▸ **Required task**: Put every line of the data below into a numbered list, leaving out any blank lines.

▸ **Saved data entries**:
↓

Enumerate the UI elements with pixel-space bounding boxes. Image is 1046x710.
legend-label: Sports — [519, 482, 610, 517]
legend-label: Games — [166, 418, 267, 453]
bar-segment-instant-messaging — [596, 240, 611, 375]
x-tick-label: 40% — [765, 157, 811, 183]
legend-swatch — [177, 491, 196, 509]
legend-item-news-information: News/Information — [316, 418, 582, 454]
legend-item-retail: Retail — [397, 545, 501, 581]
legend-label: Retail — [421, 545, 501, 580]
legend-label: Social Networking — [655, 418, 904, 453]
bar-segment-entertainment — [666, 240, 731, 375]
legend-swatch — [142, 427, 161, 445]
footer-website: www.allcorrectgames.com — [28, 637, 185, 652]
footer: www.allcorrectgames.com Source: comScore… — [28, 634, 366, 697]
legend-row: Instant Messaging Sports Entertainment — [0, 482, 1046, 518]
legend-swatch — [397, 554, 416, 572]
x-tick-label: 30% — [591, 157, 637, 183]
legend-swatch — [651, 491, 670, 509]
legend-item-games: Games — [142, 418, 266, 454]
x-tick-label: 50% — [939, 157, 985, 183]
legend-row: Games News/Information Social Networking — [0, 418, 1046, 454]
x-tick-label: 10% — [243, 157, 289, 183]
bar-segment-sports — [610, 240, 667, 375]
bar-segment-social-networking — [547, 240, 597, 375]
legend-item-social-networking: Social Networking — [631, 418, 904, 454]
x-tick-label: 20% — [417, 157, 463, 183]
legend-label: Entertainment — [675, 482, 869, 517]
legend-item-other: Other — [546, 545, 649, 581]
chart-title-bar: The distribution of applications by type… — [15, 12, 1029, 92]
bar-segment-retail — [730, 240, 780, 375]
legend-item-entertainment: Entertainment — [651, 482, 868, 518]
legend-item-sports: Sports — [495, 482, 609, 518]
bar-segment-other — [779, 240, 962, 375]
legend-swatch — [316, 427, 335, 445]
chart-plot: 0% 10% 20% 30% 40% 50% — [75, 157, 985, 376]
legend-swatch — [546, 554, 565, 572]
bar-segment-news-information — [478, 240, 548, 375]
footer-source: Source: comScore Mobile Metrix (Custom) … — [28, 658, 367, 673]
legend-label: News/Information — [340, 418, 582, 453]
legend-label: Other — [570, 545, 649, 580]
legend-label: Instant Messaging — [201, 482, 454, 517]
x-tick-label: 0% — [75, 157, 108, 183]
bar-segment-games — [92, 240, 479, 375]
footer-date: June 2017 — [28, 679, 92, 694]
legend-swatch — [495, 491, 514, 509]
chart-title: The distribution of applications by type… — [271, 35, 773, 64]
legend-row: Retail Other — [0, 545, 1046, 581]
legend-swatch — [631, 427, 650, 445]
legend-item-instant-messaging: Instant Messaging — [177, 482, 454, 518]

↑

▸ **Worked solution**:
1. Enumerate the UI elements with pixel-space bounding boxes. Image is 1046x710.
2. legend-label: Sports — [519, 482, 610, 517]
3. legend-label: Games — [166, 418, 267, 453]
4. bar-segment-instant-messaging — [596, 240, 611, 375]
5. x-tick-label: 40% — [765, 157, 811, 183]
6. legend-swatch — [177, 491, 196, 509]
7. legend-item-news-information: News/Information — [316, 418, 582, 454]
8. legend-item-retail: Retail — [397, 545, 501, 581]
9. legend-label: Retail — [421, 545, 501, 580]
10. legend-label: Social Networking — [655, 418, 904, 453]
11. bar-segment-entertainment — [666, 240, 731, 375]
12. legend-swatch — [142, 427, 161, 445]
13. footer-website: www.allcorrectgames.com — [28, 637, 185, 652]
14. footer: www.allcorrectgames.com Source: comScore… — [28, 634, 366, 697]
15. legend-row: Instant Messaging Sports Entertainment — [0, 482, 1046, 518]
16. legend-swatch — [397, 554, 416, 572]
17. x-tick-label: 30% — [591, 157, 637, 183]
18. legend-swatch — [651, 491, 670, 509]
19. legend-item-games: Games — [142, 418, 266, 454]
20. x-tick-label: 50% — [939, 157, 985, 183]
21. legend-row: Games News/Information Social Networking — [0, 418, 1046, 454]
22. x-tick-label: 10% — [243, 157, 289, 183]
23. bar-segment-sports — [610, 240, 667, 375]
24. bar-segment-social-networking — [547, 240, 597, 375]
25. legend-item-social-networking: Social Networking — [631, 418, 904, 454]
26. x-tick-label: 20% — [417, 157, 463, 183]
27. legend-label: Entertainment — [675, 482, 869, 517]
28. legend-item-other: Other — [546, 545, 649, 581]
29. chart-title-bar: The distribution of applications by type… — [15, 12, 1029, 92]
30. bar-segment-retail — [730, 240, 780, 375]
31. legend-item-entertainment: Entertainment — [651, 482, 868, 518]
32. legend-item-sports: Sports — [495, 482, 609, 518]
33. bar-segment-other — [779, 240, 962, 375]
34. legend-swatch — [316, 427, 335, 445]
35. chart-plot: 0% 10% 20% 30% 40% 50% — [75, 157, 985, 376]
36. legend-swatch — [546, 554, 565, 572]
37. bar-segment-news-information — [478, 240, 548, 375]
38. footer-source: Source: comScore Mobile Metrix (Custom) … — [28, 658, 367, 673]
39. legend-label: News/Information — [340, 418, 582, 453]
40. legend-label: Other — [570, 545, 649, 580]
41. legend-label: Instant Messaging — [201, 482, 454, 517]
42. x-tick-label: 0% — [75, 157, 108, 183]
43. bar-segment-games — [92, 240, 479, 375]
44. footer-date: June 2017 — [28, 679, 92, 694]
45. legend-swatch — [495, 491, 514, 509]
46. chart-title: The distribution of applications by type… — [271, 35, 773, 64]
47. legend-row: Retail Other — [0, 545, 1046, 581]
48. legend-swatch — [631, 427, 650, 445]
49. legend-item-instant-messaging: Instant Messaging — [177, 482, 454, 518]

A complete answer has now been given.